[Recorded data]
_ _ _ _ _ _ _

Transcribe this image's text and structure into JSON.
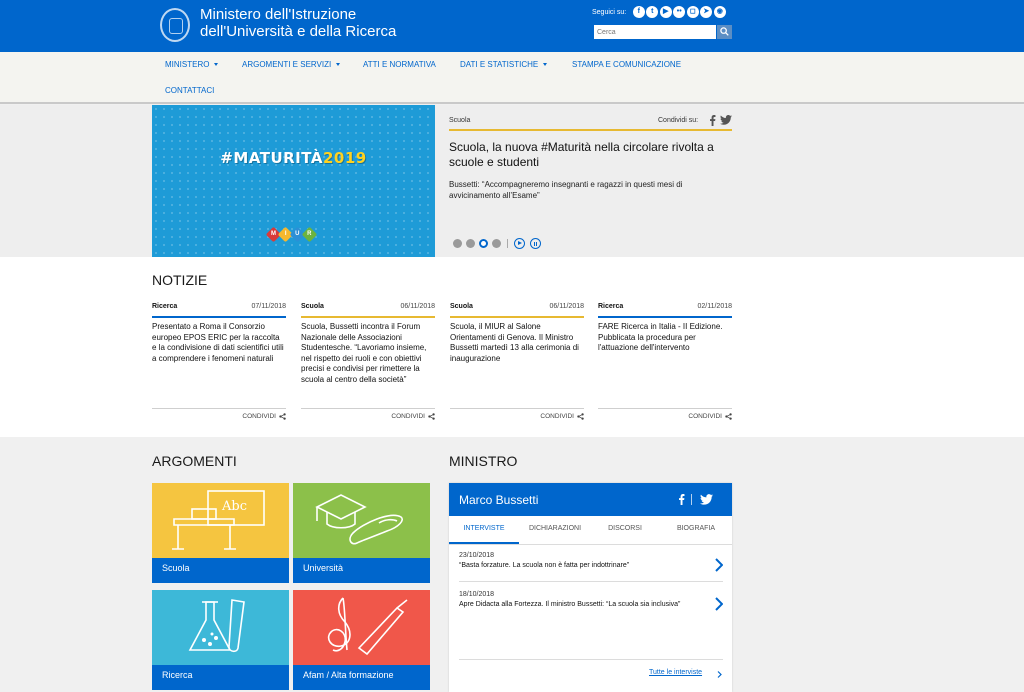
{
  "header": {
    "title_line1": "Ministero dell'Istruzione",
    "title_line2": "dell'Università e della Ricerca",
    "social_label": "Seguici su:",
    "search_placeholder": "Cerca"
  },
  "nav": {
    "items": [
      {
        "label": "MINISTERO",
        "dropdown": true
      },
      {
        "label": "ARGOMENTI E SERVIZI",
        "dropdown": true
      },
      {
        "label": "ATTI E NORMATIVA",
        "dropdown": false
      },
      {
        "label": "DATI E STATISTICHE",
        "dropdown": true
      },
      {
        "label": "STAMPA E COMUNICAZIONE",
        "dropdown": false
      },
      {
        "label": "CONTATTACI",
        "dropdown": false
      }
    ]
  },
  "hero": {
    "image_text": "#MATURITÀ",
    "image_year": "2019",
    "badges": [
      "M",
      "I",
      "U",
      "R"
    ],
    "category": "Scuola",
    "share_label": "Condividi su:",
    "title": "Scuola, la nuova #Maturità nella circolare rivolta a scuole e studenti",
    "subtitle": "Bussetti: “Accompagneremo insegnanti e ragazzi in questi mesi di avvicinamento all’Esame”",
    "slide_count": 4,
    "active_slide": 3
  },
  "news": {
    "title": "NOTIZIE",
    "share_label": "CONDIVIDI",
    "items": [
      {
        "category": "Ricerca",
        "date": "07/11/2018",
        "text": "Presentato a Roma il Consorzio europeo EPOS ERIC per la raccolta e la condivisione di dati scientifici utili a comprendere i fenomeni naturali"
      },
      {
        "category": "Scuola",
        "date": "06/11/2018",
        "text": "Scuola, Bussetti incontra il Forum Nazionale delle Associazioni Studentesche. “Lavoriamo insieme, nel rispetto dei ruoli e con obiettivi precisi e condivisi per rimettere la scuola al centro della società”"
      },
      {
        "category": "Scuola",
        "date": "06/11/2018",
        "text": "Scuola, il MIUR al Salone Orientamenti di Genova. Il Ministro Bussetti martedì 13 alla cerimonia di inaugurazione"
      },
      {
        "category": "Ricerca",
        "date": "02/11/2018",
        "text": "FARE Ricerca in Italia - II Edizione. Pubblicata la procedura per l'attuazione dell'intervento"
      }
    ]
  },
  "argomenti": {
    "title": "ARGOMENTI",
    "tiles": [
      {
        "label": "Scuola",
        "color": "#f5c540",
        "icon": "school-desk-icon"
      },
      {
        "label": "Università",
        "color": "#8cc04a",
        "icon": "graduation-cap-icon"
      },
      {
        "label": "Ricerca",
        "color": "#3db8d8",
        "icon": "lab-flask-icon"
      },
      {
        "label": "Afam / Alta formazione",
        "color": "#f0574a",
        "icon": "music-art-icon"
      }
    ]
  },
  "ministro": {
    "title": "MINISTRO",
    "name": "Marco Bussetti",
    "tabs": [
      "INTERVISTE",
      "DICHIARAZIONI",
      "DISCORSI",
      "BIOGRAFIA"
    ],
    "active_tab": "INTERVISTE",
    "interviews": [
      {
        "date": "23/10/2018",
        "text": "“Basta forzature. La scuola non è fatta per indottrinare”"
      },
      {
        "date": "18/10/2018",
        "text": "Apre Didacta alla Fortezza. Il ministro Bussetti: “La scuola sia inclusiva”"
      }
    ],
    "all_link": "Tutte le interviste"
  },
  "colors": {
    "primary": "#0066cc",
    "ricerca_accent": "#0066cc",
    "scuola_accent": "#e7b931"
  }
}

_ _ _ _ _ _ _

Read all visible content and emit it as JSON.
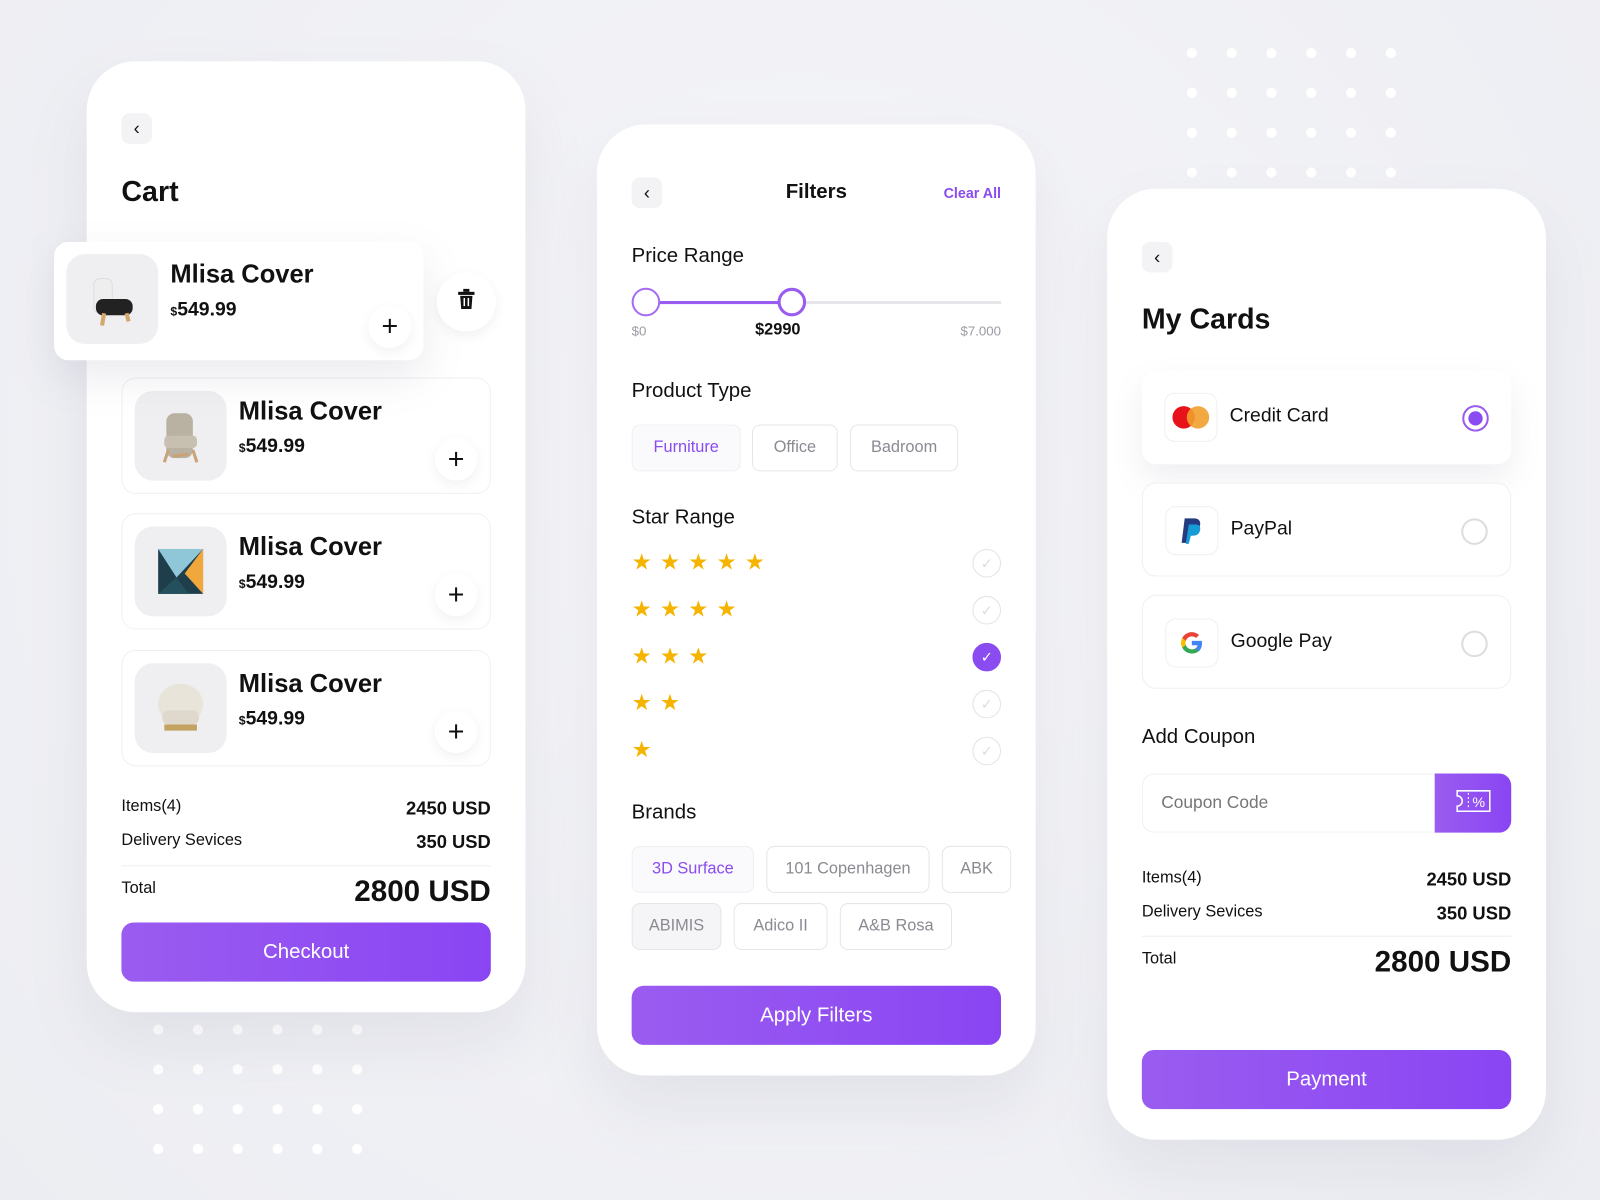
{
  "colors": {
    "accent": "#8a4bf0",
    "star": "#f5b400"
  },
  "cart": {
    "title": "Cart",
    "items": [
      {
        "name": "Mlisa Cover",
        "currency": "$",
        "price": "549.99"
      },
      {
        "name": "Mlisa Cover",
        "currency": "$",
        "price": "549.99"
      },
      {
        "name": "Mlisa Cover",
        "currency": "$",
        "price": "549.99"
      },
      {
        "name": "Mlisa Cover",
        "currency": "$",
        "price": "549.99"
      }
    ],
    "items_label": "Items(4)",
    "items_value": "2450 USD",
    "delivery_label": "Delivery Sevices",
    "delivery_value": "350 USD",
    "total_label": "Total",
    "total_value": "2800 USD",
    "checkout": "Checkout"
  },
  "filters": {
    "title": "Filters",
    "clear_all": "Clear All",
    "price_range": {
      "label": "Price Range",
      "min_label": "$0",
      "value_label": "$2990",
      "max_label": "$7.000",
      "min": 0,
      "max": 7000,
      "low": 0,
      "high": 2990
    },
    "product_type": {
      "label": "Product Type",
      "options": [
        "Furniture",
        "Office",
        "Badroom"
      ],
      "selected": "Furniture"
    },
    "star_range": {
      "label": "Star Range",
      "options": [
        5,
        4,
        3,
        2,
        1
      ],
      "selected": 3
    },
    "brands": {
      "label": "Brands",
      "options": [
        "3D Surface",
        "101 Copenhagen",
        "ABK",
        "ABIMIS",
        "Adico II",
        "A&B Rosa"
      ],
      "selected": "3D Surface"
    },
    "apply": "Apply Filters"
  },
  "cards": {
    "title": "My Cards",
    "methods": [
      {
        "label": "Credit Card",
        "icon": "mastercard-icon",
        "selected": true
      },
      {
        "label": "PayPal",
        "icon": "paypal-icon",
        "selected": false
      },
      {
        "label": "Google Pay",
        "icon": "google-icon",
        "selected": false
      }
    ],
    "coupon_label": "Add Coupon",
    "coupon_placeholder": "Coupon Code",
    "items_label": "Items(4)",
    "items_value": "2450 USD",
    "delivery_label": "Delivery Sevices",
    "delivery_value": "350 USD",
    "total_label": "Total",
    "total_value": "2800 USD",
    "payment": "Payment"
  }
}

_ _ _ _ _ _ _

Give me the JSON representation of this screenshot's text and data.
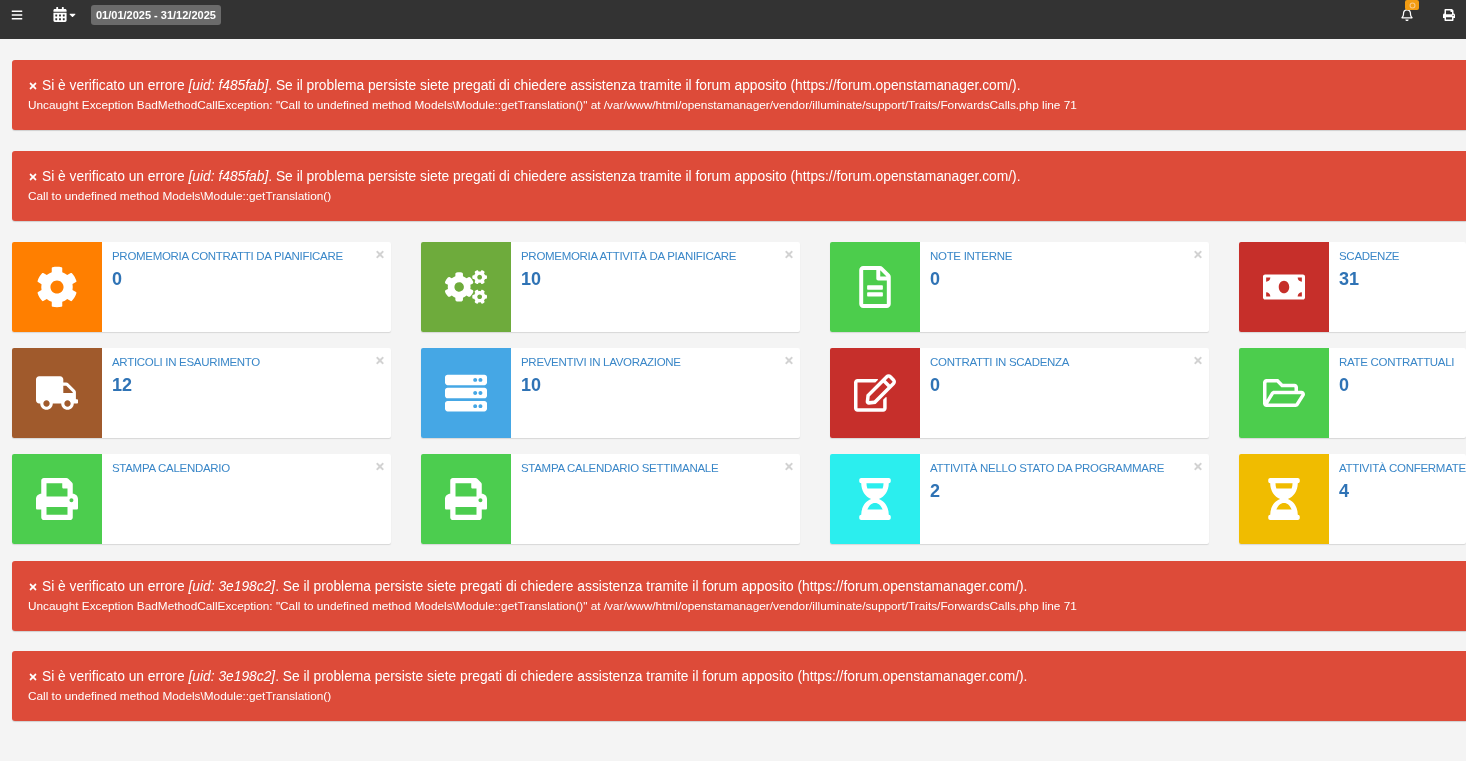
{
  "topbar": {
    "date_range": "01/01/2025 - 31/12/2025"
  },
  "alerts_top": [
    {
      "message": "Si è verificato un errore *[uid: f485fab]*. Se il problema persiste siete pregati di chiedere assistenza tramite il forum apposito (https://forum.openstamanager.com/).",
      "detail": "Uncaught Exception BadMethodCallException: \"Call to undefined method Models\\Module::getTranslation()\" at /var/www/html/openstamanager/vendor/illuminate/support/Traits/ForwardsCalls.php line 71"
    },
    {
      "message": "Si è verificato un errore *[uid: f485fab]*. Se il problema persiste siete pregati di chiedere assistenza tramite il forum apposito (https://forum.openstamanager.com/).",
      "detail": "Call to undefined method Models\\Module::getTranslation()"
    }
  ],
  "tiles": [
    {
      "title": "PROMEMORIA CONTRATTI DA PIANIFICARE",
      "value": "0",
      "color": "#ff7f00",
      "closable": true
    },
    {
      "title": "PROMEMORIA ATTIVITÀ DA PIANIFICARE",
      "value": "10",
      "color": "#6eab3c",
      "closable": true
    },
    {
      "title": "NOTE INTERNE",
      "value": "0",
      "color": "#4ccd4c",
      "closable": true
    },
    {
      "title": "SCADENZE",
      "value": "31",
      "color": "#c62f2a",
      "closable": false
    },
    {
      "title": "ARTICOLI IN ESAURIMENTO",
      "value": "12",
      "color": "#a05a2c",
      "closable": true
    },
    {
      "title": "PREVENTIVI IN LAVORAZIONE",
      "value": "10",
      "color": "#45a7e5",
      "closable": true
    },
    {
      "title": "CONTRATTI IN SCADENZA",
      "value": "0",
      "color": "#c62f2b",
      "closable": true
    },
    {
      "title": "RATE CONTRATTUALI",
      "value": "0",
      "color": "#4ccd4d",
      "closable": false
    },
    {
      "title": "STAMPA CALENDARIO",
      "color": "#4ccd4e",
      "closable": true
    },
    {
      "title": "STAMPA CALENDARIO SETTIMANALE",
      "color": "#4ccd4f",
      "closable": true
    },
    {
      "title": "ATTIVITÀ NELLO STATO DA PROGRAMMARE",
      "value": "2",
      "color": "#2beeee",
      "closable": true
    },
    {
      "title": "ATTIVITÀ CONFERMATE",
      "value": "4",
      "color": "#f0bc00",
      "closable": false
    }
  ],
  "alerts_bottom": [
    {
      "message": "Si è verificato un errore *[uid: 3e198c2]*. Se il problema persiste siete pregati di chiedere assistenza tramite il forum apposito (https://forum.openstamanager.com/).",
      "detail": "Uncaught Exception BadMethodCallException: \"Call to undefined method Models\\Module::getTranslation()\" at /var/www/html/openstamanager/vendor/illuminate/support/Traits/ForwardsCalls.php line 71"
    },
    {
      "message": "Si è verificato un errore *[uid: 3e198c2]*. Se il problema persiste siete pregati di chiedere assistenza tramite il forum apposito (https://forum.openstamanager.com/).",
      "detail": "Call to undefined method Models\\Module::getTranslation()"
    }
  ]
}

_ _ _ _ _ _ _

▶ [Instructions for the task]
Return each line with "Università".

▶ [Correct output]
    "title_line2": "dell'Università e della Ricerca",
        "label": "Università",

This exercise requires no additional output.